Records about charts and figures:
━━━━━━

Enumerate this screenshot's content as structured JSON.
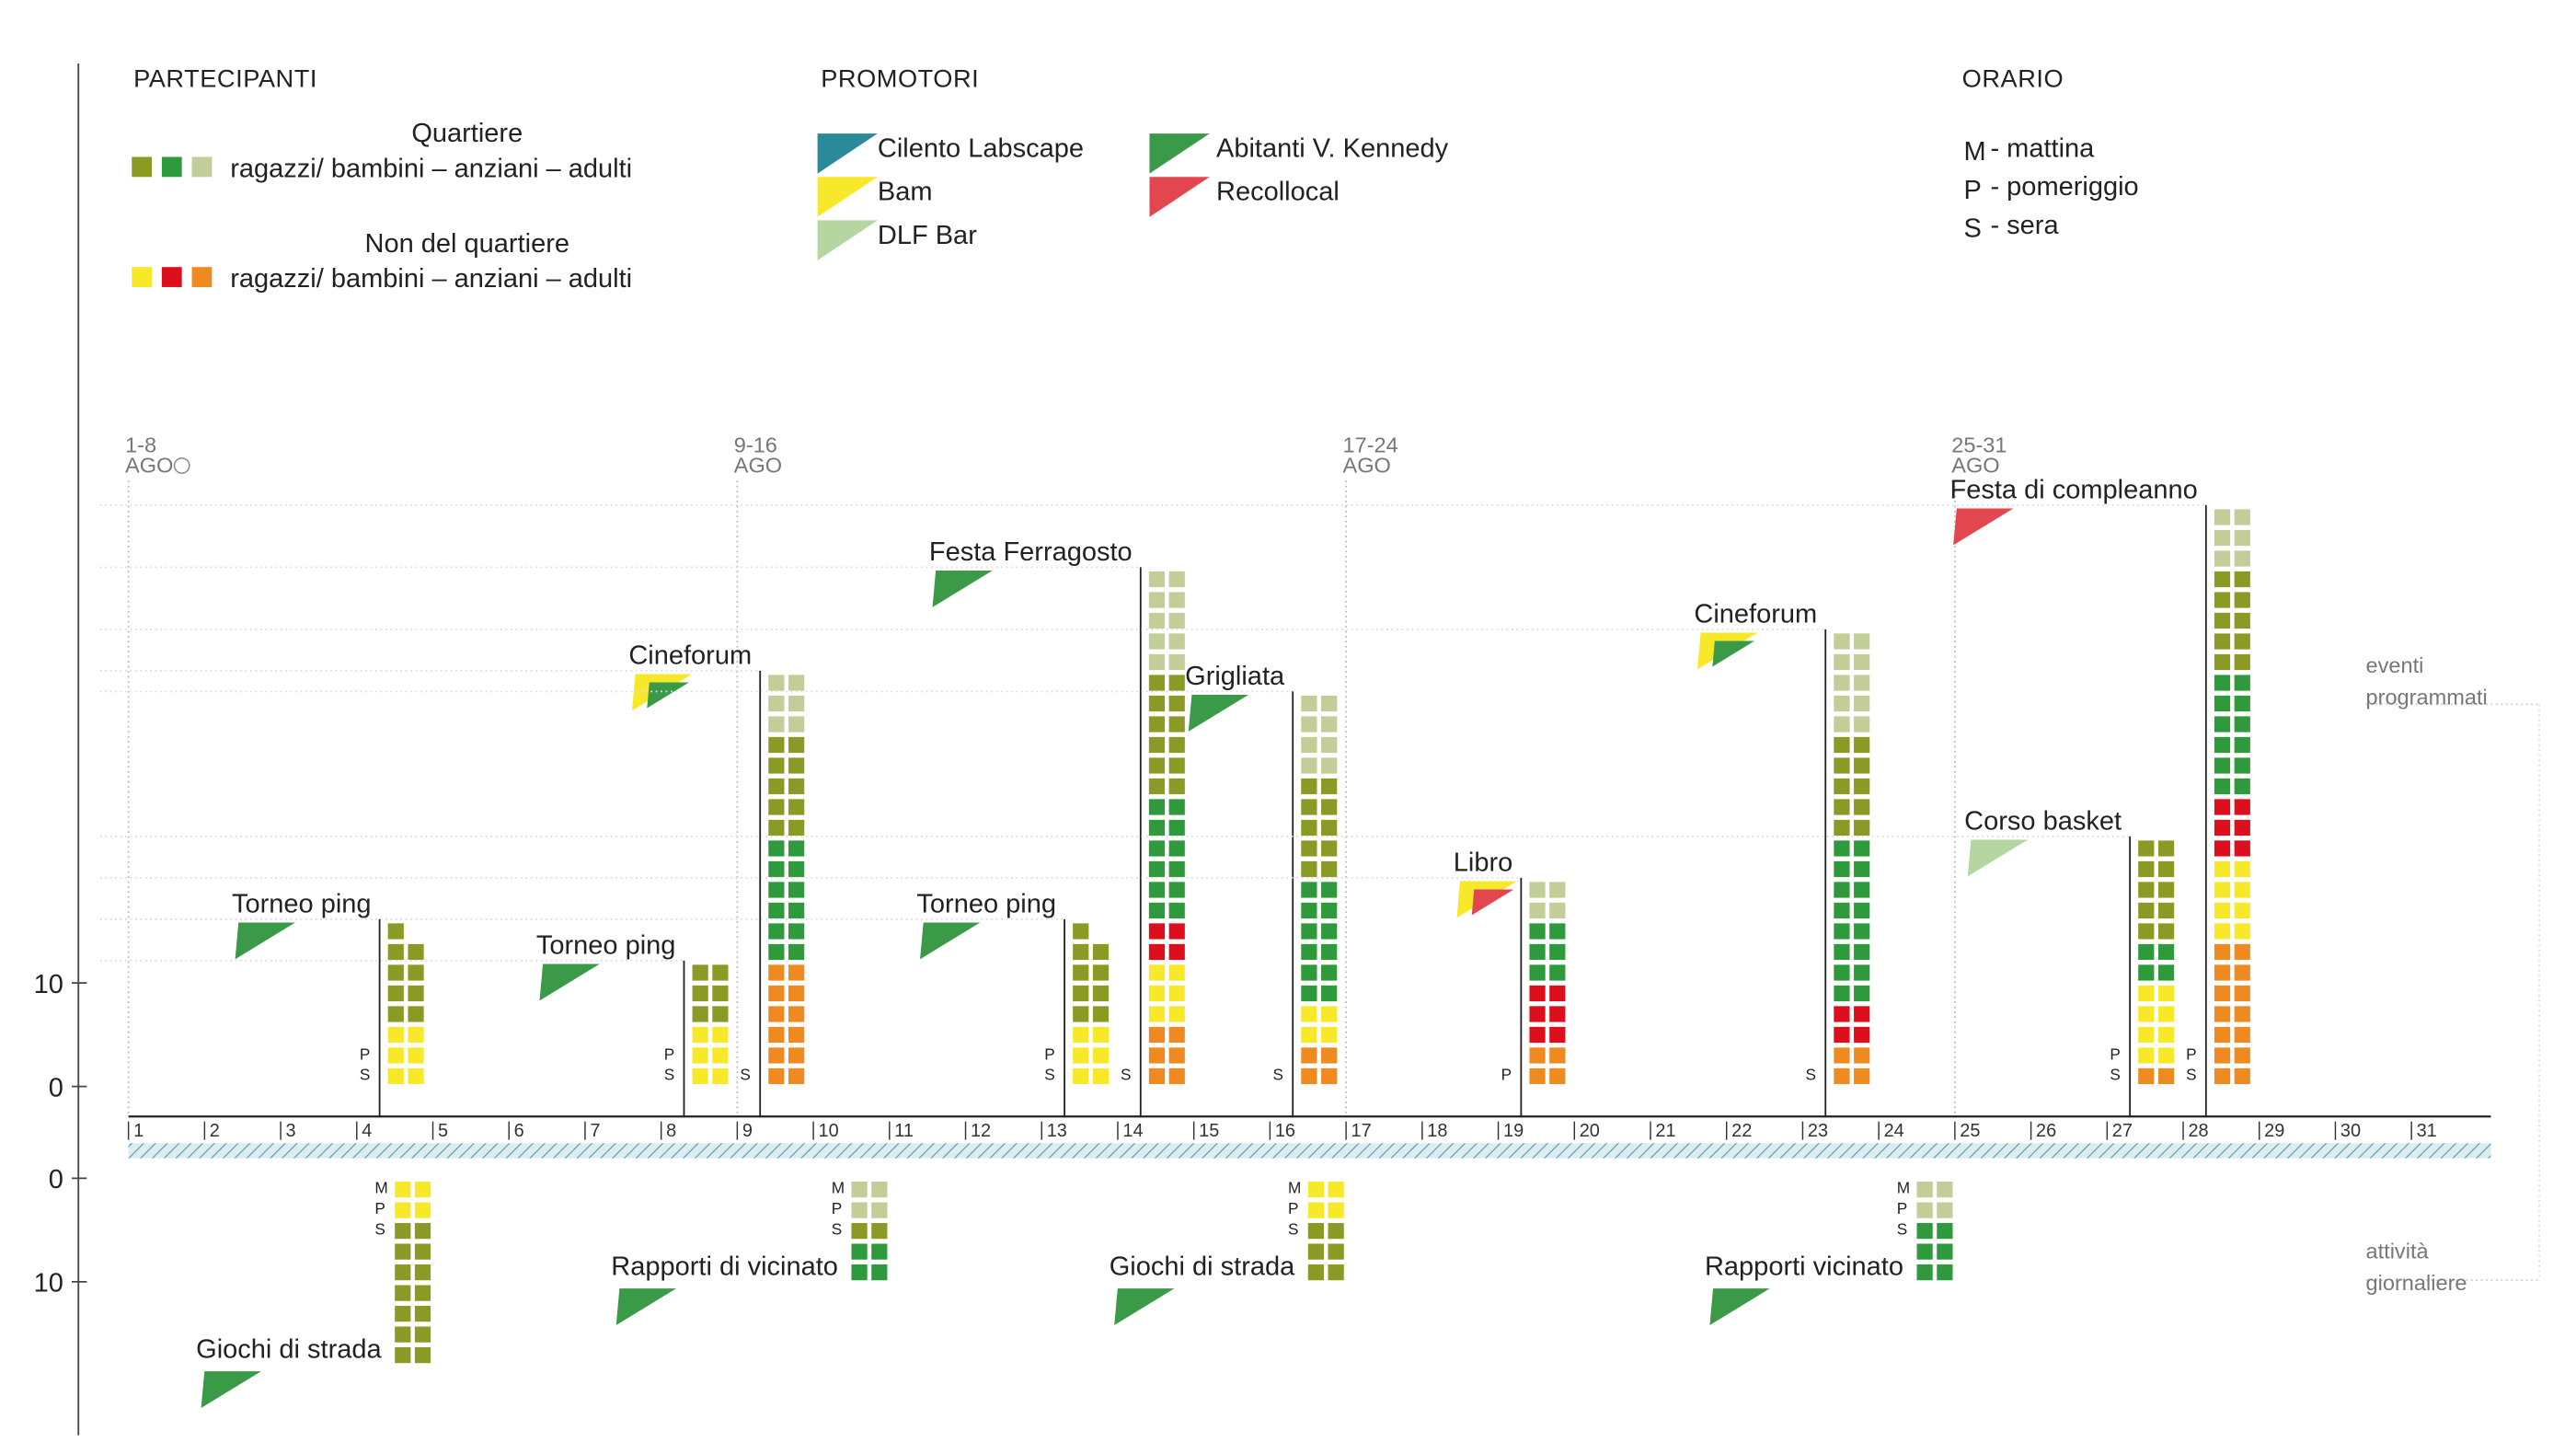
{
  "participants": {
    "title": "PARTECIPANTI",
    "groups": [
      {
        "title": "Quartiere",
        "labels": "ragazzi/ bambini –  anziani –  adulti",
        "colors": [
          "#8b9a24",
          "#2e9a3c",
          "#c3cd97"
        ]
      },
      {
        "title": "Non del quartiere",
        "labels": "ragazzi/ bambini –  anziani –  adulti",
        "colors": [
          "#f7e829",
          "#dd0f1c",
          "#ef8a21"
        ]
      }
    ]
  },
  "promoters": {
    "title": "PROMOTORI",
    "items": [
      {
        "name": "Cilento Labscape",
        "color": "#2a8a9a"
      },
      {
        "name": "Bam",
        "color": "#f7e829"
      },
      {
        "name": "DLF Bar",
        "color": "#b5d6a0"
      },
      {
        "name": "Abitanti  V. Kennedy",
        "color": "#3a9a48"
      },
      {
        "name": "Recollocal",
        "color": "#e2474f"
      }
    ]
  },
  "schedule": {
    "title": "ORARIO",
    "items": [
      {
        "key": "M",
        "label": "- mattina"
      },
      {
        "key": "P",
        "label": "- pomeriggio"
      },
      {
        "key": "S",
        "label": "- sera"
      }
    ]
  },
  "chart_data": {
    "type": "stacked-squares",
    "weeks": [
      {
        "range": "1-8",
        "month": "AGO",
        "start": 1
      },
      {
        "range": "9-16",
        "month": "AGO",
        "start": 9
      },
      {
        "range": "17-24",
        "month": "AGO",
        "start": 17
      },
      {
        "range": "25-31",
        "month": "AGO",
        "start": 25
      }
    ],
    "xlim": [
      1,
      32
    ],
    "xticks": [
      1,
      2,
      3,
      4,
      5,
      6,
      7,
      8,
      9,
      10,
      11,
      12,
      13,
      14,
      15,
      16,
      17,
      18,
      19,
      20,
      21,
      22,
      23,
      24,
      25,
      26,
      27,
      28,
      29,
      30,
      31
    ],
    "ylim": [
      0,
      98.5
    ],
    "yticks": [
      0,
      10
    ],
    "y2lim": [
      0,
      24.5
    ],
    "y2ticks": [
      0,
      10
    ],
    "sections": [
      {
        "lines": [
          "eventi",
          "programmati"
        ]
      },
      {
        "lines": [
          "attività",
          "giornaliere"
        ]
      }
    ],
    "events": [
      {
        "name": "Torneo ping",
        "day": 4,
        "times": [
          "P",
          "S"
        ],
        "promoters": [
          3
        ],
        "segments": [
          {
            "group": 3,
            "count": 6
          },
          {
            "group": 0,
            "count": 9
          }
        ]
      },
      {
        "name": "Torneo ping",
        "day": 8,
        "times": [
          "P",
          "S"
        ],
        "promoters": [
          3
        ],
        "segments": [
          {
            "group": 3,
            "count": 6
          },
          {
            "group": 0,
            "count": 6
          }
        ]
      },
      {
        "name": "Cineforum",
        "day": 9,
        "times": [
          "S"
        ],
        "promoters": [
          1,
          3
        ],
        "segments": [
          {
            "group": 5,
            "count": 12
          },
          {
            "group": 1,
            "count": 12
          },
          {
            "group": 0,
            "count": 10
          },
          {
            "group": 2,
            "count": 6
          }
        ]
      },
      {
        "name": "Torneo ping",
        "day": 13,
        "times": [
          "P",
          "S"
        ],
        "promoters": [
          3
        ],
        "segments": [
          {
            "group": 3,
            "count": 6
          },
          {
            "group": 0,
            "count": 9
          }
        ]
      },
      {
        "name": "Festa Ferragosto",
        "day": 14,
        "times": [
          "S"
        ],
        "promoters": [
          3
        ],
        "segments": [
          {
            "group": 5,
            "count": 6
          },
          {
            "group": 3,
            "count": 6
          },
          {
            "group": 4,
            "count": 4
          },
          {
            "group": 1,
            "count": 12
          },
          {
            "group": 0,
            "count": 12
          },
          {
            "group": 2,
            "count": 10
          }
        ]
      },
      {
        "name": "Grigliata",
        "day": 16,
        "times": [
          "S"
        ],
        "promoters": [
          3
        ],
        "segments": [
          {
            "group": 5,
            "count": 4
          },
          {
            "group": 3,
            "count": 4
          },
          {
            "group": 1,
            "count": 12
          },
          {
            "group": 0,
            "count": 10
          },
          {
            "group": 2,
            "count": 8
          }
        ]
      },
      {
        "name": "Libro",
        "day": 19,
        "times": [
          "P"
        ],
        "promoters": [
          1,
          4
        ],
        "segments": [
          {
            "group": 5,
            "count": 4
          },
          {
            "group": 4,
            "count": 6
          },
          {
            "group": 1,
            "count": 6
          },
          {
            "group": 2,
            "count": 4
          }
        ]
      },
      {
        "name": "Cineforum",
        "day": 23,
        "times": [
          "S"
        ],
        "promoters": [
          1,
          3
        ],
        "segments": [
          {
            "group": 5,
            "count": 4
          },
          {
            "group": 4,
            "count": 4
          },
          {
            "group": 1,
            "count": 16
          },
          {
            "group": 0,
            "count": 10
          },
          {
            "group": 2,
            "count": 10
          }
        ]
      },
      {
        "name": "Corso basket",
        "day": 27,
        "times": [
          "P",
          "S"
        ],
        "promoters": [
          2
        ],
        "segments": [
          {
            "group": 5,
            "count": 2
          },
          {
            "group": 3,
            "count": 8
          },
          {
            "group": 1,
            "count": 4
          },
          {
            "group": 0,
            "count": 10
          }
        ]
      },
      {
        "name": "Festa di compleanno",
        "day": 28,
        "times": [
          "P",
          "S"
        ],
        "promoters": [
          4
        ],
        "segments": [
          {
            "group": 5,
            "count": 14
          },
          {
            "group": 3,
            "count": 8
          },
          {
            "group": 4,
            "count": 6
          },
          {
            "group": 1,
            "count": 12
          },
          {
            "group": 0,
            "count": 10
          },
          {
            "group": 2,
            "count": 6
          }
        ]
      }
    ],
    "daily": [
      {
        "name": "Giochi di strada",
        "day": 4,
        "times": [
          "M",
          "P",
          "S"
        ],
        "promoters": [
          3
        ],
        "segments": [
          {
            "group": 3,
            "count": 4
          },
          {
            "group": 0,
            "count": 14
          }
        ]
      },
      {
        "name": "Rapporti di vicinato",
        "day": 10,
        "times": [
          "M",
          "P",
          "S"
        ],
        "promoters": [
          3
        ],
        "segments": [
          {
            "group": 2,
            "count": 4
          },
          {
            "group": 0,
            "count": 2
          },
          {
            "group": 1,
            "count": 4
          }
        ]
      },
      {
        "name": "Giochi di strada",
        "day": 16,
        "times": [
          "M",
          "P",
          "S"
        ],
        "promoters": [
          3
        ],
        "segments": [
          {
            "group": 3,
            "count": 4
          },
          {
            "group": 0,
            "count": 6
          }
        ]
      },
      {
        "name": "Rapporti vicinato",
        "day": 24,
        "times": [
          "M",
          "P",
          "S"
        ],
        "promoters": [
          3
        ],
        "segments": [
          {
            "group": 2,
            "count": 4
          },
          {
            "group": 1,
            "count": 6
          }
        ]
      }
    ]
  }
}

━━━━━━

Give every line above again exactly, with no pictures.

▸ Correct answer:
Enumerate this screenshot's content as structured JSON.
{
  "participants": {
    "title": "PARTECIPANTI",
    "groups": [
      {
        "title": "Quartiere",
        "labels": "ragazzi/ bambini –  anziani –  adulti",
        "colors": [
          "#8b9a24",
          "#2e9a3c",
          "#c3cd97"
        ]
      },
      {
        "title": "Non del quartiere",
        "labels": "ragazzi/ bambini –  anziani –  adulti",
        "colors": [
          "#f7e829",
          "#dd0f1c",
          "#ef8a21"
        ]
      }
    ]
  },
  "promoters": {
    "title": "PROMOTORI",
    "items": [
      {
        "name": "Cilento Labscape",
        "color": "#2a8a9a"
      },
      {
        "name": "Bam",
        "color": "#f7e829"
      },
      {
        "name": "DLF Bar",
        "color": "#b5d6a0"
      },
      {
        "name": "Abitanti  V. Kennedy",
        "color": "#3a9a48"
      },
      {
        "name": "Recollocal",
        "color": "#e2474f"
      }
    ]
  },
  "schedule": {
    "title": "ORARIO",
    "items": [
      {
        "key": "M",
        "label": "- mattina"
      },
      {
        "key": "P",
        "label": "- pomeriggio"
      },
      {
        "key": "S",
        "label": "- sera"
      }
    ]
  },
  "chart_data": {
    "type": "stacked-squares",
    "weeks": [
      {
        "range": "1-8",
        "month": "AGO",
        "start": 1
      },
      {
        "range": "9-16",
        "month": "AGO",
        "start": 9
      },
      {
        "range": "17-24",
        "month": "AGO",
        "start": 17
      },
      {
        "range": "25-31",
        "month": "AGO",
        "start": 25
      }
    ],
    "xlim": [
      1,
      32
    ],
    "xticks": [
      1,
      2,
      3,
      4,
      5,
      6,
      7,
      8,
      9,
      10,
      11,
      12,
      13,
      14,
      15,
      16,
      17,
      18,
      19,
      20,
      21,
      22,
      23,
      24,
      25,
      26,
      27,
      28,
      29,
      30,
      31
    ],
    "ylim": [
      0,
      98.5
    ],
    "yticks": [
      0,
      10
    ],
    "y2lim": [
      0,
      24.5
    ],
    "y2ticks": [
      0,
      10
    ],
    "sections": [
      {
        "lines": [
          "eventi",
          "programmati"
        ]
      },
      {
        "lines": [
          "attività",
          "giornaliere"
        ]
      }
    ],
    "events": [
      {
        "name": "Torneo ping",
        "day": 4,
        "times": [
          "P",
          "S"
        ],
        "promoters": [
          3
        ],
        "segments": [
          {
            "group": 3,
            "count": 6
          },
          {
            "group": 0,
            "count": 9
          }
        ]
      },
      {
        "name": "Torneo ping",
        "day": 8,
        "times": [
          "P",
          "S"
        ],
        "promoters": [
          3
        ],
        "segments": [
          {
            "group": 3,
            "count": 6
          },
          {
            "group": 0,
            "count": 6
          }
        ]
      },
      {
        "name": "Cineforum",
        "day": 9,
        "times": [
          "S"
        ],
        "promoters": [
          1,
          3
        ],
        "segments": [
          {
            "group": 5,
            "count": 12
          },
          {
            "group": 1,
            "count": 12
          },
          {
            "group": 0,
            "count": 10
          },
          {
            "group": 2,
            "count": 6
          }
        ]
      },
      {
        "name": "Torneo ping",
        "day": 13,
        "times": [
          "P",
          "S"
        ],
        "promoters": [
          3
        ],
        "segments": [
          {
            "group": 3,
            "count": 6
          },
          {
            "group": 0,
            "count": 9
          }
        ]
      },
      {
        "name": "Festa Ferragosto",
        "day": 14,
        "times": [
          "S"
        ],
        "promoters": [
          3
        ],
        "segments": [
          {
            "group": 5,
            "count": 6
          },
          {
            "group": 3,
            "count": 6
          },
          {
            "group": 4,
            "count": 4
          },
          {
            "group": 1,
            "count": 12
          },
          {
            "group": 0,
            "count": 12
          },
          {
            "group": 2,
            "count": 10
          }
        ]
      },
      {
        "name": "Grigliata",
        "day": 16,
        "times": [
          "S"
        ],
        "promoters": [
          3
        ],
        "segments": [
          {
            "group": 5,
            "count": 4
          },
          {
            "group": 3,
            "count": 4
          },
          {
            "group": 1,
            "count": 12
          },
          {
            "group": 0,
            "count": 10
          },
          {
            "group": 2,
            "count": 8
          }
        ]
      },
      {
        "name": "Libro",
        "day": 19,
        "times": [
          "P"
        ],
        "promoters": [
          1,
          4
        ],
        "segments": [
          {
            "group": 5,
            "count": 4
          },
          {
            "group": 4,
            "count": 6
          },
          {
            "group": 1,
            "count": 6
          },
          {
            "group": 2,
            "count": 4
          }
        ]
      },
      {
        "name": "Cineforum",
        "day": 23,
        "times": [
          "S"
        ],
        "promoters": [
          1,
          3
        ],
        "segments": [
          {
            "group": 5,
            "count": 4
          },
          {
            "group": 4,
            "count": 4
          },
          {
            "group": 1,
            "count": 16
          },
          {
            "group": 0,
            "count": 10
          },
          {
            "group": 2,
            "count": 10
          }
        ]
      },
      {
        "name": "Corso basket",
        "day": 27,
        "times": [
          "P",
          "S"
        ],
        "promoters": [
          2
        ],
        "segments": [
          {
            "group": 5,
            "count": 2
          },
          {
            "group": 3,
            "count": 8
          },
          {
            "group": 1,
            "count": 4
          },
          {
            "group": 0,
            "count": 10
          }
        ]
      },
      {
        "name": "Festa di compleanno",
        "day": 28,
        "times": [
          "P",
          "S"
        ],
        "promoters": [
          4
        ],
        "segments": [
          {
            "group": 5,
            "count": 14
          },
          {
            "group": 3,
            "count": 8
          },
          {
            "group": 4,
            "count": 6
          },
          {
            "group": 1,
            "count": 12
          },
          {
            "group": 0,
            "count": 10
          },
          {
            "group": 2,
            "count": 6
          }
        ]
      }
    ],
    "daily": [
      {
        "name": "Giochi di strada",
        "day": 4,
        "times": [
          "M",
          "P",
          "S"
        ],
        "promoters": [
          3
        ],
        "segments": [
          {
            "group": 3,
            "count": 4
          },
          {
            "group": 0,
            "count": 14
          }
        ]
      },
      {
        "name": "Rapporti di vicinato",
        "day": 10,
        "times": [
          "M",
          "P",
          "S"
        ],
        "promoters": [
          3
        ],
        "segments": [
          {
            "group": 2,
            "count": 4
          },
          {
            "group": 0,
            "count": 2
          },
          {
            "group": 1,
            "count": 4
          }
        ]
      },
      {
        "name": "Giochi di strada",
        "day": 16,
        "times": [
          "M",
          "P",
          "S"
        ],
        "promoters": [
          3
        ],
        "segments": [
          {
            "group": 3,
            "count": 4
          },
          {
            "group": 0,
            "count": 6
          }
        ]
      },
      {
        "name": "Rapporti vicinato",
        "day": 24,
        "times": [
          "M",
          "P",
          "S"
        ],
        "promoters": [
          3
        ],
        "segments": [
          {
            "group": 2,
            "count": 4
          },
          {
            "group": 1,
            "count": 6
          }
        ]
      }
    ]
  }
}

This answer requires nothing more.